'''

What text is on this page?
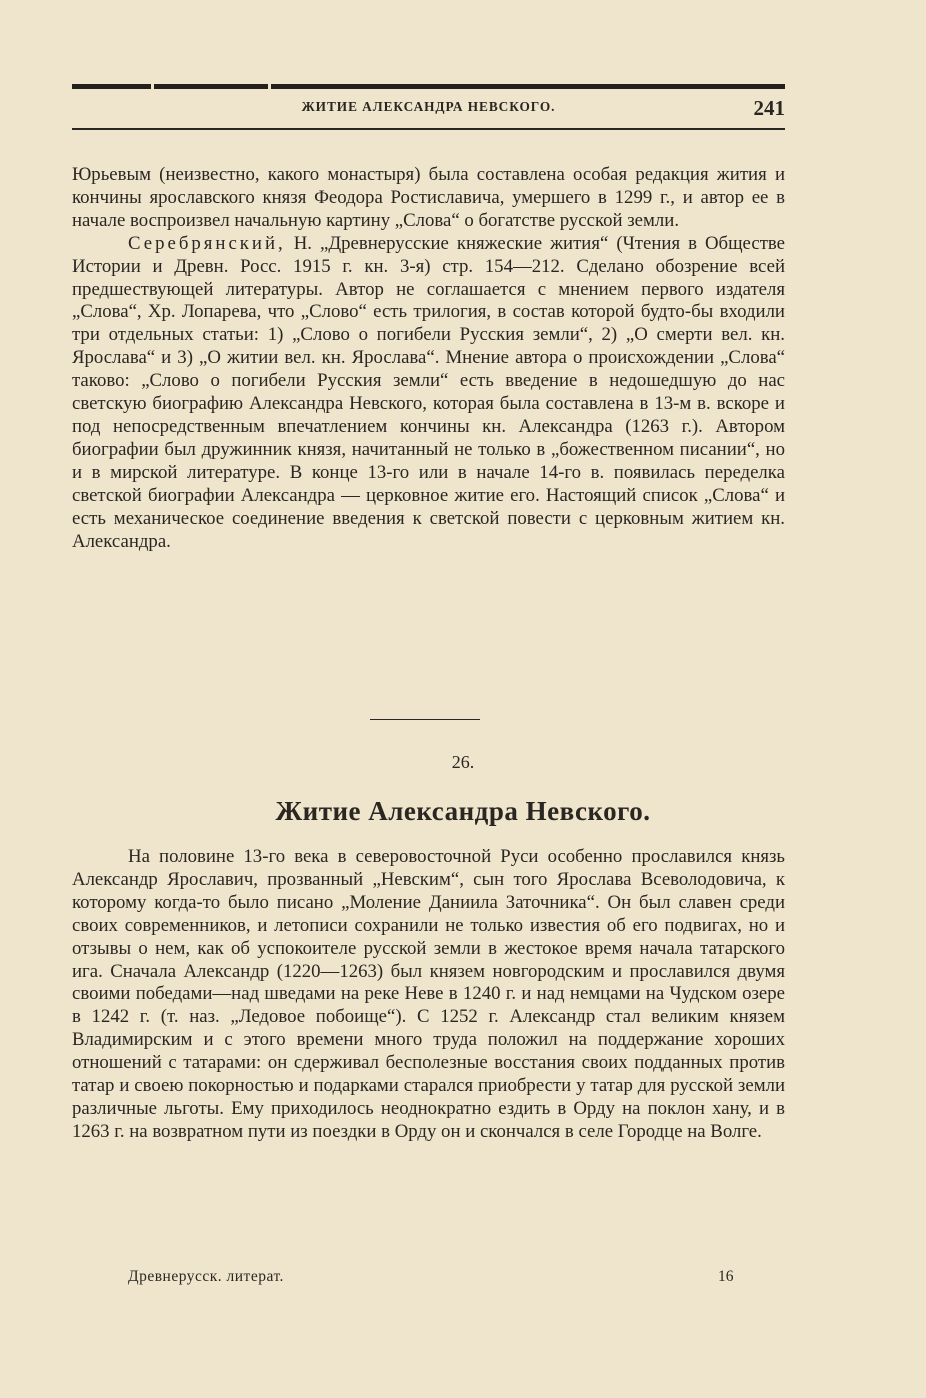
ЖИТИЕ АЛЕКСАНДРА НЕВСКОГО.	241

Юрьевым (неизвестно, какого монастыря) была составлена особая редакция жития и кончины ярославского князя Феодора Ростиславича, умершего в 1299 г., и автор ее в начале воспроизвел начальную картину „Слова“ о богатстве русской земли.

Серебрянский, Н. „Древнерусские княжеские жития“ (Чтения в Обществе Истории и Древн. Росс. 1915 г. кн. 3-я) стр. 154—212. Сделано обозрение всей предшествующей литературы. Автор не соглашается с мнением первого издателя „Слова“, Хр. Лопарева, что „Слово“ есть трилогия, в состав которой будто-бы входили три отдельных статьи: 1) „Слово о погибели Русския земли“, 2) „О смерти вел. кн. Ярослава“ и 3) „О житии вел. кн. Ярослава“. Мнение автора о происхождении „Слова“ таково: „Слово о погибели Русския земли“ есть введение в недошедшую до нас светскую биографию Александра Невского, которая была составлена в 13-м в. вскоре и под непосредственным впечатлением кончины кн. Александра (1263 г.). Автором биографии был дружинник князя, начитанный не только в „божественном писании“, но и в мирской литературе. В конце 13-го или в начале 14-го в. появилась переделка светской биографии Александра — церковное житие его. Настоящий список „Слова“ и есть механическое соединение введения к светской повести с церковным житием кн. Александра.

26.
Житие Александра Невского.

На половине 13-го века в северовосточной Руси особенно прославился князь Александр Ярославич, прозванный „Невским“, сын того Ярослава Всеволодовича, к которому когда-то было писано „Моление Даниила Заточника“. Он был славен среди своих современников, и летописи сохранили не только известия об его подвигах, но и отзывы о нем, как об успокоителе русской земли в жестокое время начала татарского ига. Сначала Александр (1220—1263) был князем новгородским и прославился двумя своими победами—над шведами на реке Неве в 1240 г. и над немцами на Чудском озере в 1242 г. (т. наз. „Ледовое побоище“). С 1252 г. Александр стал великим князем Владимирским и с этого времени много труда положил на поддержание хороших отношений с татарами: он сдерживал бесполезные восстания своих подданных против татар и своею покорностью и подарками старался приобрести у татар для русской земли различные льготы. Ему приходилось неоднократно ездить в Орду на поклон хану, и в 1263 г. на возвратном пути из поездки в Орду он и скончался в селе Городце на Волге.

Древнерусск. литерат.	16
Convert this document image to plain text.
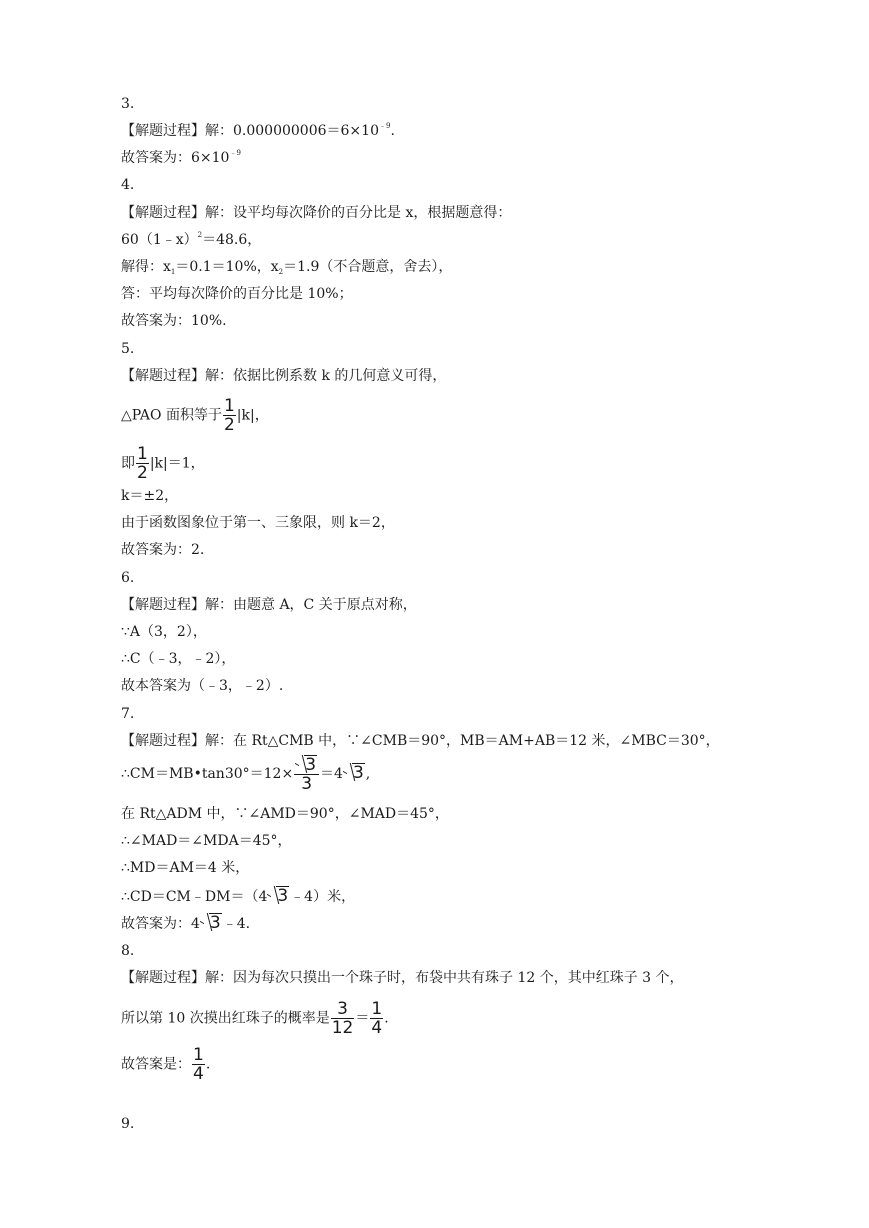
3.
【解题过程】解：$0.000000006=6\times 10^{﹣9}$.
故答案为：$6\times 10^{﹣9}$
4.
【解题过程】解：设平均每次降价的百分比是 x，根据题意得：
60（1﹣x）$^2$＝48.6，
解得：$x_1=0.1=10\%$，$x_2=1.9$（不合题意，舍去），
答：平均每次降价的百分比是 10%；
故答案为：10%.
5.
【解题过程】解：依据比例系数 k 的几何意义可得，
△PAO 面积等于 $\frac{1}{2} |k|$，
即 $\frac{1}{2} |k|=1$，
k＝±2，
由于函数图象位于第一、三象限，则 k＝2，
故答案为：2.
6.
【解题过程】解：由题意 A，C 关于原点对称，
∵A（3，2），
∴C（﹣3，﹣2），
故本答案为（﹣3，﹣2）.
7.
【解题过程】解：在 Rt△CMB 中，∵∠CMB＝90°，MB＝AM+AB＝12 米，∠MBC＝30°，
∴CM＝MB•tan30°＝12× $\frac{3}{3} =4$ 3 ,
在 Rt△ADM 中，∵∠AMD＝90°，∠MAD＝45°，
∴∠MAD＝∠MDA＝45°，
∴MD＝AM＝4 米，
∴CD＝CM﹣DM＝（4 3 ﹣4）米，
故答案为：4 3 ﹣4.
8.
【解题过程】解：因为每次只摸出一个珠子时，布袋中共有珠子 12 个，其中红珠子 3 个，
所以第 10 次摸出红珠子的概率是 $\frac{3}{12} = \frac{1}{4}$ .
故答案是： $\frac{1}{4}$ .
9.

'''

Exercise objective: Without the pictures, restate all of the entries above verbatim.

Exercise result:
What text is on this page?
ЖИТИЕ АЛЕКСАНДРА НЕВСКОГО.	241

Юрьевым (неизвестно, какого монастыря) была составлена особая редакция жития и кончины ярославского князя Феодора Ростиславича, умершего в 1299 г., и автор ее в начале воспроизвел начальную картину „Слова“ о богатстве русской земли.

Серебрянский, Н. „Древнерусские княжеские жития“ (Чтения в Обществе Истории и Древн. Росс. 1915 г. кн. 3-я) стр. 154—212. Сделано обозрение всей предшествующей литературы. Автор не соглашается с мнением первого издателя „Слова“, Хр. Лопарева, что „Слово“ есть трилогия, в состав которой будто-бы входили три отдельных статьи: 1) „Слово о погибели Русския земли“, 2) „О смерти вел. кн. Ярослава“ и 3) „О житии вел. кн. Ярослава“. Мнение автора о происхождении „Слова“ таково: „Слово о погибели Русския земли“ есть введение в недошедшую до нас светскую биографию Александра Невского, которая была составлена в 13-м в. вскоре и под непосредственным впечатлением кончины кн. Александра (1263 г.). Автором биографии был дружинник князя, начитанный не только в „божественном писании“, но и в мирской литературе. В конце 13-го или в начале 14-го в. появилась переделка светской биографии Александра — церковное житие его. Настоящий список „Слова“ и есть механическое соединение введения к светской повести с церковным житием кн. Александра.

26.
Житие Александра Невского.

На половине 13-го века в северовосточной Руси особенно прославился князь Александр Ярославич, прозванный „Невским“, сын того Ярослава Всеволодовича, к которому когда-то было писано „Моление Даниила Заточника“. Он был славен среди своих современников, и летописи сохранили не только известия об его подвигах, но и отзывы о нем, как об успокоителе русской земли в жестокое время начала татарского ига. Сначала Александр (1220—1263) был князем новгородским и прославился двумя своими победами—над шведами на реке Неве в 1240 г. и над немцами на Чудском озере в 1242 г. (т. наз. „Ледовое побоище“). С 1252 г. Александр стал великим князем Владимирским и с этого времени много труда положил на поддержание хороших отношений с татарами: он сдерживал бесполезные восстания своих подданных против татар и своею покорностью и подарками старался приобрести у татар для русской земли различные льготы. Ему приходилось неоднократно ездить в Орду на поклон хану, и в 1263 г. на возвратном пути из поездки в Орду он и скончался в селе Городце на Волге.

Древнерусск. литерат.	16
Convert this document image to plain text.
3.
【解题过程】解：$0.000000006=6\times 10^{﹣9}$.
故答案为：$6\times 10^{﹣9}$
4.
【解题过程】解：设平均每次降价的百分比是 x，根据题意得：
60（1﹣x）$^2$＝48.6，
解得：$x_1=0.1=10\%$，$x_2=1.9$（不合题意，舍去），
答：平均每次降价的百分比是 10%；
故答案为：10%.
5.
【解题过程】解：依据比例系数 k 的几何意义可得，
△PAO 面积等于 $\frac{1}{2} |k|$，
即 $\frac{1}{2} |k|=1$，
k＝±2，
由于函数图象位于第一、三象限，则 k＝2，
故答案为：2.
6.
【解题过程】解：由题意 A，C 关于原点对称，
∵A（3，2），
∴C（﹣3，﹣2），
故本答案为（﹣3，﹣2）.
7.
【解题过程】解：在 Rt△CMB 中，∵∠CMB＝90°，MB＝AM+AB＝12 米，∠MBC＝30°，
∴CM＝MB•tan30°＝12× $\frac{3}{3} =4$ 3 ,
在 Rt△ADM 中，∵∠AMD＝90°，∠MAD＝45°，
∴∠MAD＝∠MDA＝45°，
∴MD＝AM＝4 米，
∴CD＝CM﹣DM＝（4 3 ﹣4）米，
故答案为：4 3 ﹣4.
8.
【解题过程】解：因为每次只摸出一个珠子时，布袋中共有珠子 12 个，其中红珠子 3 个，
所以第 10 次摸出红珠子的概率是 $\frac{3}{12} = \frac{1}{4}$ .
故答案是： $\frac{1}{4}$ .
9.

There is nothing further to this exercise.